*Problem description*.
Write the data out again in full, with no departure from the original.

*Records for the task*.

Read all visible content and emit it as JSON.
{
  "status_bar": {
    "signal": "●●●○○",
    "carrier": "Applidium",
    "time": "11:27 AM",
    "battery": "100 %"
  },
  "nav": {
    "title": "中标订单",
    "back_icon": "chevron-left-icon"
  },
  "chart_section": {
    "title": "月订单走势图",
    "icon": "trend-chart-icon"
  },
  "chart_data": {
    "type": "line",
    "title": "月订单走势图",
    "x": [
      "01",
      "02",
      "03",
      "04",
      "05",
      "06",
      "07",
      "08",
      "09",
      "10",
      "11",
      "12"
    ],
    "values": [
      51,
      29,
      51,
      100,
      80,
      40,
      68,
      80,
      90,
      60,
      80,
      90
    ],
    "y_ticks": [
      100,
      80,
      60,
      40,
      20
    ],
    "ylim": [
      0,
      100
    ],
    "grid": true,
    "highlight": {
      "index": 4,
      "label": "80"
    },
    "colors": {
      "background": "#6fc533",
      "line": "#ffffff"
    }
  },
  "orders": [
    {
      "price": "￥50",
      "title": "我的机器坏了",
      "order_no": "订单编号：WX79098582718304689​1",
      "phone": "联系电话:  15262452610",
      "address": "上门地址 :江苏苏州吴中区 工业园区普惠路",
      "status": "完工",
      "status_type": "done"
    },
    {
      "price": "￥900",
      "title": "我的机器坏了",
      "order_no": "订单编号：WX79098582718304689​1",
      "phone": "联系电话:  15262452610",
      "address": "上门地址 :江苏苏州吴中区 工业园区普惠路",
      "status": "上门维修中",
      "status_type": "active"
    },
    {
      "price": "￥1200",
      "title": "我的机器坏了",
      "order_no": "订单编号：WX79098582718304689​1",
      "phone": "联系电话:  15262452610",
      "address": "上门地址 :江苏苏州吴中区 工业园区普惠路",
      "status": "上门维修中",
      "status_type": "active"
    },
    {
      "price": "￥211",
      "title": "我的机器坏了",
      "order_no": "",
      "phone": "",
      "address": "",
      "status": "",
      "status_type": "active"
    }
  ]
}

*The output*.
Read all visible content and emit it as JSON.
{
  "status_bar": {
    "signal": "●●●○○",
    "carrier": "Applidium",
    "time": "11:27 AM",
    "battery": "100 %"
  },
  "nav": {
    "title": "中标订单",
    "back_icon": "chevron-left-icon"
  },
  "chart_section": {
    "title": "月订单走势图",
    "icon": "trend-chart-icon"
  },
  "chart_data": {
    "type": "line",
    "title": "月订单走势图",
    "x": [
      "01",
      "02",
      "03",
      "04",
      "05",
      "06",
      "07",
      "08",
      "09",
      "10",
      "11",
      "12"
    ],
    "values": [
      51,
      29,
      51,
      100,
      80,
      40,
      68,
      80,
      90,
      60,
      80,
      90
    ],
    "y_ticks": [
      100,
      80,
      60,
      40,
      20
    ],
    "ylim": [
      0,
      100
    ],
    "grid": true,
    "highlight": {
      "index": 4,
      "label": "80"
    },
    "colors": {
      "background": "#6fc533",
      "line": "#ffffff"
    }
  },
  "orders": [
    {
      "price": "￥50",
      "title": "我的机器坏了",
      "order_no": "订单编号：WX79098582718304689​1",
      "phone": "联系电话:  15262452610",
      "address": "上门地址 :江苏苏州吴中区 工业园区普惠路",
      "status": "完工",
      "status_type": "done"
    },
    {
      "price": "￥900",
      "title": "我的机器坏了",
      "order_no": "订单编号：WX79098582718304689​1",
      "phone": "联系电话:  15262452610",
      "address": "上门地址 :江苏苏州吴中区 工业园区普惠路",
      "status": "上门维修中",
      "status_type": "active"
    },
    {
      "price": "￥1200",
      "title": "我的机器坏了",
      "order_no": "订单编号：WX79098582718304689​1",
      "phone": "联系电话:  15262452610",
      "address": "上门地址 :江苏苏州吴中区 工业园区普惠路",
      "status": "上门维修中",
      "status_type": "active"
    },
    {
      "price": "￥211",
      "title": "我的机器坏了",
      "order_no": "",
      "phone": "",
      "address": "",
      "status": "",
      "status_type": "active"
    }
  ]
}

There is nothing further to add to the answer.